Task brief
Only the number is wanted: how many lines hold the word "teams"?

Stored data
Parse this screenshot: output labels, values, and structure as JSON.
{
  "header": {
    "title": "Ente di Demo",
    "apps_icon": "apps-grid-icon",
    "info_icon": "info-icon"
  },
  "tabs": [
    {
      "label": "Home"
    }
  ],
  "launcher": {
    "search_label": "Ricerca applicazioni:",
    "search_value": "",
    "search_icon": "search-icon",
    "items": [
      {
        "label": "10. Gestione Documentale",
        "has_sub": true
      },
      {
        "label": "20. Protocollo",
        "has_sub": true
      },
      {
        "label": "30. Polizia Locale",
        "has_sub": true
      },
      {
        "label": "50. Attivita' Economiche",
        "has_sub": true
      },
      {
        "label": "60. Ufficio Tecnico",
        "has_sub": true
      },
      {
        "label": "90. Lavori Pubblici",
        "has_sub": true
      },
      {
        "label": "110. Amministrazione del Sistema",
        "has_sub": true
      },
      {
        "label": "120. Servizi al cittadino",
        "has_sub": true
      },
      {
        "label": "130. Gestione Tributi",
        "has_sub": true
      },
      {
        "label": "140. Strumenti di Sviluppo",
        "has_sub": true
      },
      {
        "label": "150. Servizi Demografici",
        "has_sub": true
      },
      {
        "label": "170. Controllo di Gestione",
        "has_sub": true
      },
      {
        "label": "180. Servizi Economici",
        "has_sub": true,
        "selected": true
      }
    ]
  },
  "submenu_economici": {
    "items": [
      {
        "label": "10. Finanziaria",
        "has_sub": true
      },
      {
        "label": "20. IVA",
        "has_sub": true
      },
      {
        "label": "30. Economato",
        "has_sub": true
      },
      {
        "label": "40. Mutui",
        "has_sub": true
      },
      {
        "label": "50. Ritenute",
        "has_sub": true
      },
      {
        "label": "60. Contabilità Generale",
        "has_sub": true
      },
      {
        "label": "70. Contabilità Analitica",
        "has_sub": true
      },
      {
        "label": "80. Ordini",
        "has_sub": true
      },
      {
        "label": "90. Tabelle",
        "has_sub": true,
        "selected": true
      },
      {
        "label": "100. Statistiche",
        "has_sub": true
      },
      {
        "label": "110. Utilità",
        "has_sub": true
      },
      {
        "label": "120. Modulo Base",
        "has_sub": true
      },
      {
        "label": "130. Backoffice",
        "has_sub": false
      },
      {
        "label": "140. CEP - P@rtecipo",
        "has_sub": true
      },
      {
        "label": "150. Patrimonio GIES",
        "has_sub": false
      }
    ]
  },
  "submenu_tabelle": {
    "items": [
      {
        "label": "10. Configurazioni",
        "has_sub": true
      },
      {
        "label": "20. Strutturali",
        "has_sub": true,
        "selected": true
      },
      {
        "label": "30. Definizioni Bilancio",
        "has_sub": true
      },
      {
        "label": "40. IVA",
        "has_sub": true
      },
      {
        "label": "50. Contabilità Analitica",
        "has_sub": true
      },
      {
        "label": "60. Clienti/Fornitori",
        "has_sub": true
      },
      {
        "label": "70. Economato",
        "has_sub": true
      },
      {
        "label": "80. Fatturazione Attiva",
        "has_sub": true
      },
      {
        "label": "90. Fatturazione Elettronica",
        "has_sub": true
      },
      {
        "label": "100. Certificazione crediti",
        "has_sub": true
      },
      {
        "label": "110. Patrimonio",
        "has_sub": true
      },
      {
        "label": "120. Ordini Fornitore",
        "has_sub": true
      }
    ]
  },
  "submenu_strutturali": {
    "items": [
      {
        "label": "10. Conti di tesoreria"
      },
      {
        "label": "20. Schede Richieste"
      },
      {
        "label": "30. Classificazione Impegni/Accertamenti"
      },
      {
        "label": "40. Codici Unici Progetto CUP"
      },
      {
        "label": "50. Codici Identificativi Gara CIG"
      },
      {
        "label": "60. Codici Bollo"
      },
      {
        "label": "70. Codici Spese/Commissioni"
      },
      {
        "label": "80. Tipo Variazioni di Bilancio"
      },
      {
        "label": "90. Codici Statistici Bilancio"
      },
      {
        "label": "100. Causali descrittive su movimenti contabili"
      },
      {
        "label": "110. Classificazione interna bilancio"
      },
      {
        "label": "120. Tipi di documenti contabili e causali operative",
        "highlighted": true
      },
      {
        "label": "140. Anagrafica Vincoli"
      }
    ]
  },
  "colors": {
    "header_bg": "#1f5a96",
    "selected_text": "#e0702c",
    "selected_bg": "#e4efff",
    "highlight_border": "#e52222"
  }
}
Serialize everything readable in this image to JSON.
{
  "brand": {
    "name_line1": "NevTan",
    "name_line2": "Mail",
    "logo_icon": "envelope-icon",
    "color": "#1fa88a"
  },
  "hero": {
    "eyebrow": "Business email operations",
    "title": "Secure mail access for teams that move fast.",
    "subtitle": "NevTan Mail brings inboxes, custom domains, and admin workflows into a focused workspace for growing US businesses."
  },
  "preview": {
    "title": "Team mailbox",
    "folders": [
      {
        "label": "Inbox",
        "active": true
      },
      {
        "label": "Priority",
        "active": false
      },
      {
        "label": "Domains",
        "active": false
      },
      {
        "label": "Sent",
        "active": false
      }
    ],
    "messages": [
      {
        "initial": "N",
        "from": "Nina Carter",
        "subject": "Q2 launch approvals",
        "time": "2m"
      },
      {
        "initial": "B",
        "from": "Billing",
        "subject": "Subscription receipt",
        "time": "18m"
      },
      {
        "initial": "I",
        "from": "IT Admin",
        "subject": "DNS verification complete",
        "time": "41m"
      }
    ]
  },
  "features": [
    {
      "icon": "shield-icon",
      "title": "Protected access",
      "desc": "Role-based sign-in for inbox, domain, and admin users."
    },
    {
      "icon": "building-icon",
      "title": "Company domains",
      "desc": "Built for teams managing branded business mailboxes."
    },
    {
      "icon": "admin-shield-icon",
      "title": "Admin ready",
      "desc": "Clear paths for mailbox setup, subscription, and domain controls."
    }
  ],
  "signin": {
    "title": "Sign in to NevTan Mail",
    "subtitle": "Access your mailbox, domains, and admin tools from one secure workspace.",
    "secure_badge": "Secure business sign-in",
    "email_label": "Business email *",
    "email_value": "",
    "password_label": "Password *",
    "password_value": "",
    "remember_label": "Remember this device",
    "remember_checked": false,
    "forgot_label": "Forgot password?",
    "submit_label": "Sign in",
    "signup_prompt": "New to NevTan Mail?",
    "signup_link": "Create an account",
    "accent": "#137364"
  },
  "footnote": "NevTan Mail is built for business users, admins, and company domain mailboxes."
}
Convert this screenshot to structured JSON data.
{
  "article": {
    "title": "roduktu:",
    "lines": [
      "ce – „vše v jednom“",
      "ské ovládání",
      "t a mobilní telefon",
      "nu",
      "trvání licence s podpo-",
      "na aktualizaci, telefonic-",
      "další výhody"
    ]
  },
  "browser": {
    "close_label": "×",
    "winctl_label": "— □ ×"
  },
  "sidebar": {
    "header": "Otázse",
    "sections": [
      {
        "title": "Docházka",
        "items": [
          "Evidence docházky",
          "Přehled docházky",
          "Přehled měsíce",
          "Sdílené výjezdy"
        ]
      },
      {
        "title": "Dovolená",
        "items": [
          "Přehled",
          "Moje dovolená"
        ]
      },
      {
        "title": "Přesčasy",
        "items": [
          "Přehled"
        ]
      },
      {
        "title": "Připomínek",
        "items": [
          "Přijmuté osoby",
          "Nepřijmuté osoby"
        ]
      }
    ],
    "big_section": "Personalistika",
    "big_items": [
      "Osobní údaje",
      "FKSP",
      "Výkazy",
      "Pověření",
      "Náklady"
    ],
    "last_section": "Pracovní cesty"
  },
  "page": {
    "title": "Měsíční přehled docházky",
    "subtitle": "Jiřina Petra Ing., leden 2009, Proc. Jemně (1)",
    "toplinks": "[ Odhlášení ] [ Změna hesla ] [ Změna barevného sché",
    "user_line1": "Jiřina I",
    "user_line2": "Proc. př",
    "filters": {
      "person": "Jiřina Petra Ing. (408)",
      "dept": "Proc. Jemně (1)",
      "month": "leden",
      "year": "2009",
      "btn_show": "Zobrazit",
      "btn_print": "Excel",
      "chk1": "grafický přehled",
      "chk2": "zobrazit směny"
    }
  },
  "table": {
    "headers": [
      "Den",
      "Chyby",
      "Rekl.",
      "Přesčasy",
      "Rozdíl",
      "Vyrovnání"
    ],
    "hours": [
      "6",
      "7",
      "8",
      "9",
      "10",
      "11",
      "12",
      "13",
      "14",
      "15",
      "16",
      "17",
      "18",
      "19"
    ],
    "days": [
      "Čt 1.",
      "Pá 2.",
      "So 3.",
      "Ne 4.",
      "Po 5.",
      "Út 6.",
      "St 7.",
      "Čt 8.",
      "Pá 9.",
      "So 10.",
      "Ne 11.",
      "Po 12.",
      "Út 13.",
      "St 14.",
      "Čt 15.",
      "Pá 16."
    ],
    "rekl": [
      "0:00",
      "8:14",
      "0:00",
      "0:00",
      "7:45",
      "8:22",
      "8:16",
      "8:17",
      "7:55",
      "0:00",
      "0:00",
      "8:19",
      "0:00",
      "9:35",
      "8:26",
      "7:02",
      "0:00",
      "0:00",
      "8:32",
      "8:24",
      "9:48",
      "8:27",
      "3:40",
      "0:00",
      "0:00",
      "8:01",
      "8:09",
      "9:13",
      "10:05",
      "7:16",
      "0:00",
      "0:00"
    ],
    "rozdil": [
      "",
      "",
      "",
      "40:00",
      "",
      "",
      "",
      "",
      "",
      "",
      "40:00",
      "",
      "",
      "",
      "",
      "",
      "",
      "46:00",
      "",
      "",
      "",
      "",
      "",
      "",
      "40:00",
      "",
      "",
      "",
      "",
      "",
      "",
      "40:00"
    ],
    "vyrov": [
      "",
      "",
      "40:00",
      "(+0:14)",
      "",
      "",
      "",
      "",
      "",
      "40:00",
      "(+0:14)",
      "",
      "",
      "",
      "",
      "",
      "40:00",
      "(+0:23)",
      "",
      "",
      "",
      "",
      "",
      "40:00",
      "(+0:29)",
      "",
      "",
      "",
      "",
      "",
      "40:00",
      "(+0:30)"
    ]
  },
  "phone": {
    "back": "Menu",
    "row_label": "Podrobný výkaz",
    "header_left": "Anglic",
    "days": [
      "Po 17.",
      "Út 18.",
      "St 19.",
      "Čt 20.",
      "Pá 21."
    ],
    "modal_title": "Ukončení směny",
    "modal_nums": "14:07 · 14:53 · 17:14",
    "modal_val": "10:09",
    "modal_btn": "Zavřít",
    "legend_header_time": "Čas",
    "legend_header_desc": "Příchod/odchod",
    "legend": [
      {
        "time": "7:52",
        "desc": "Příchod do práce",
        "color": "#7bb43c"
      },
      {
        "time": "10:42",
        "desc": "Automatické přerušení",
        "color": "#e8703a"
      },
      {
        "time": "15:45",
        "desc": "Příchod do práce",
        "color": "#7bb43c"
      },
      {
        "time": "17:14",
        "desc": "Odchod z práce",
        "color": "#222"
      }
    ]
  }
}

Answer to this problem
2